● Written task: Copy the records that follow exactly as written, but not their pictures.

# START OF Dataset entries

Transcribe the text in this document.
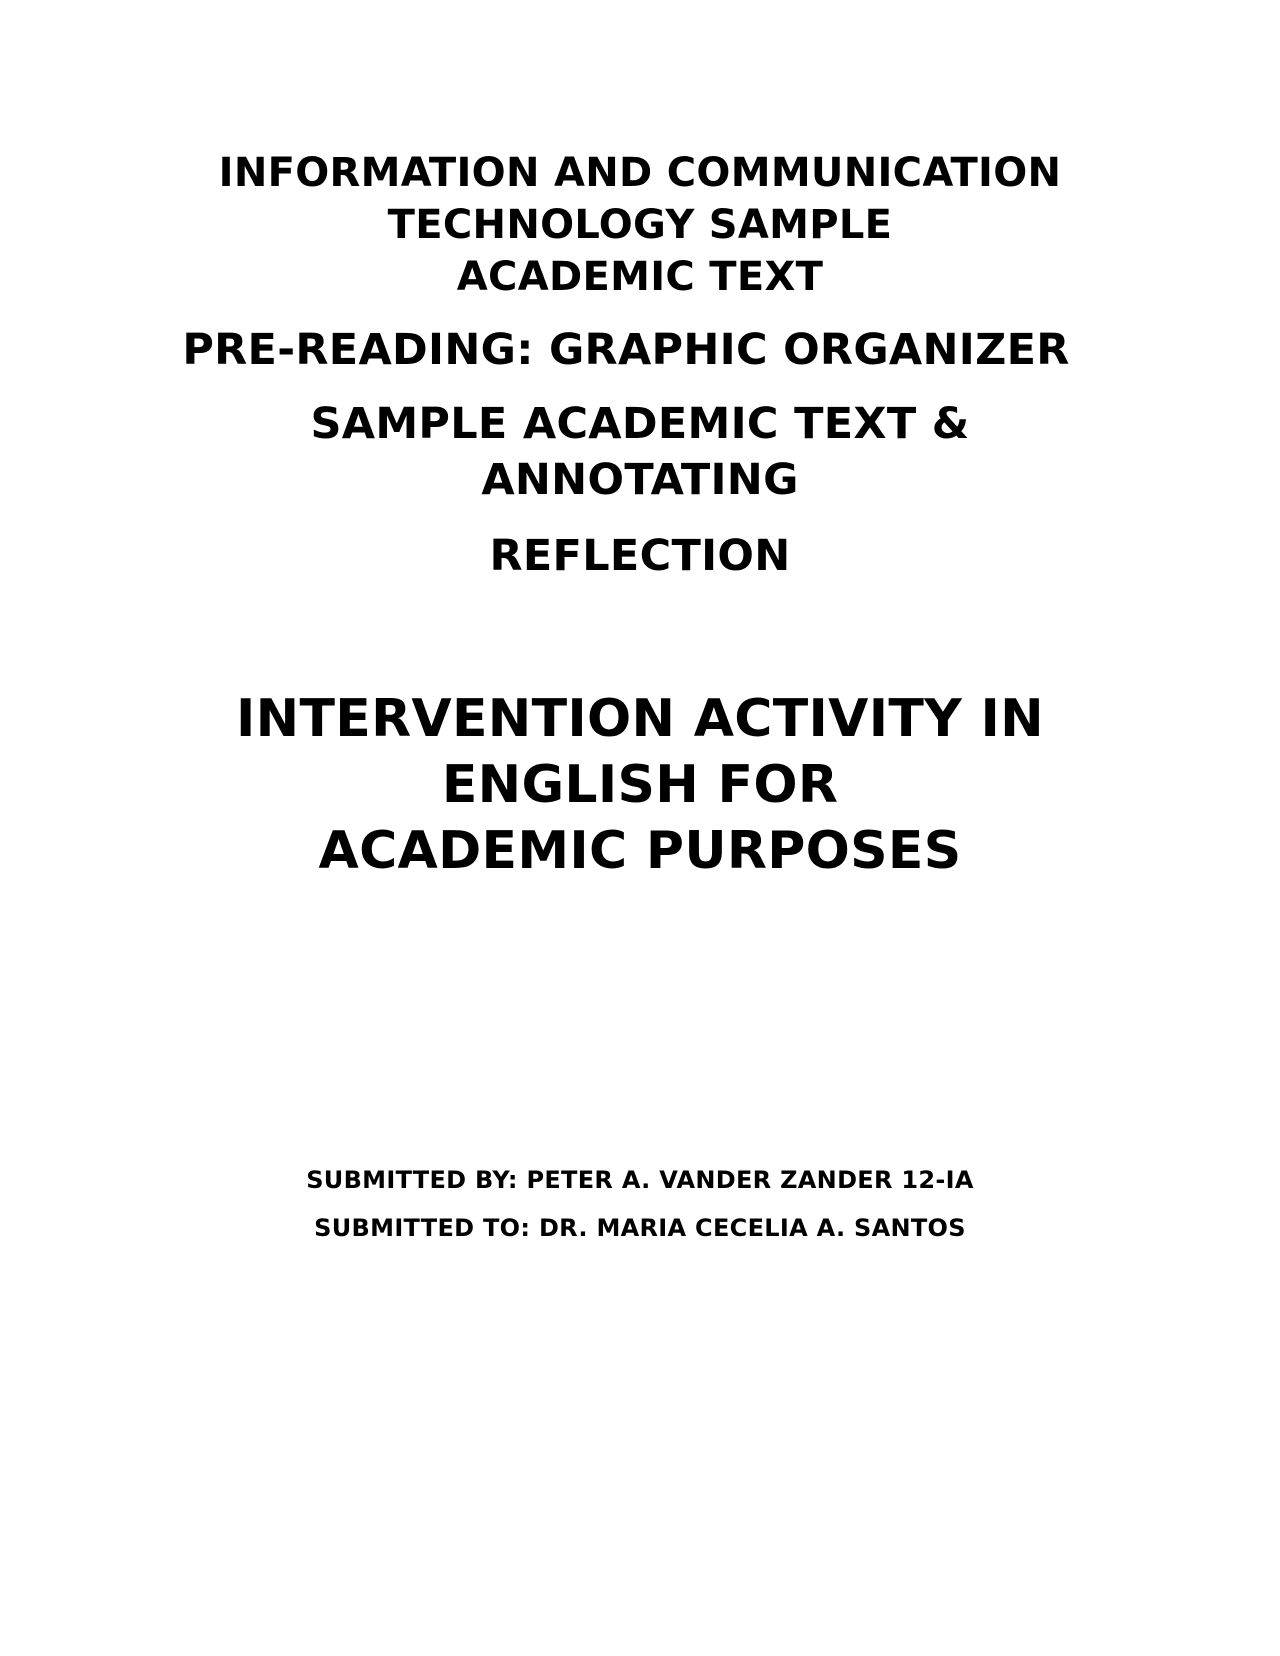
INFORMATION AND COMMUNICATION

TECHNOLOGY SAMPLE

ACADEMIC TEXT

PRE-READING: GRAPHIC ORGANIZER

SAMPLE ACADEMIC TEXT &

ANNOTATING

REFLECTION

INTERVENTION ACTIVITY IN

ENGLISH FOR

ACADEMIC PURPOSES

SUBMITTED BY: PETER A. VANDER ZANDER 12-IA

SUBMITTED TO: DR. MARIA CECELIA A. SANTOS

# END OF Dataset entries

● Exercise output:
Transcribe the text in this document.
INFORMATION AND COMMUNICATION

TECHNOLOGY SAMPLE

ACADEMIC TEXT

PRE-READING: GRAPHIC ORGANIZER

SAMPLE ACADEMIC TEXT &

ANNOTATING

REFLECTION

INTERVENTION ACTIVITY IN

ENGLISH FOR

ACADEMIC PURPOSES

SUBMITTED BY: PETER A. VANDER ZANDER 12-IA

SUBMITTED TO: DR. MARIA CECELIA A. SANTOS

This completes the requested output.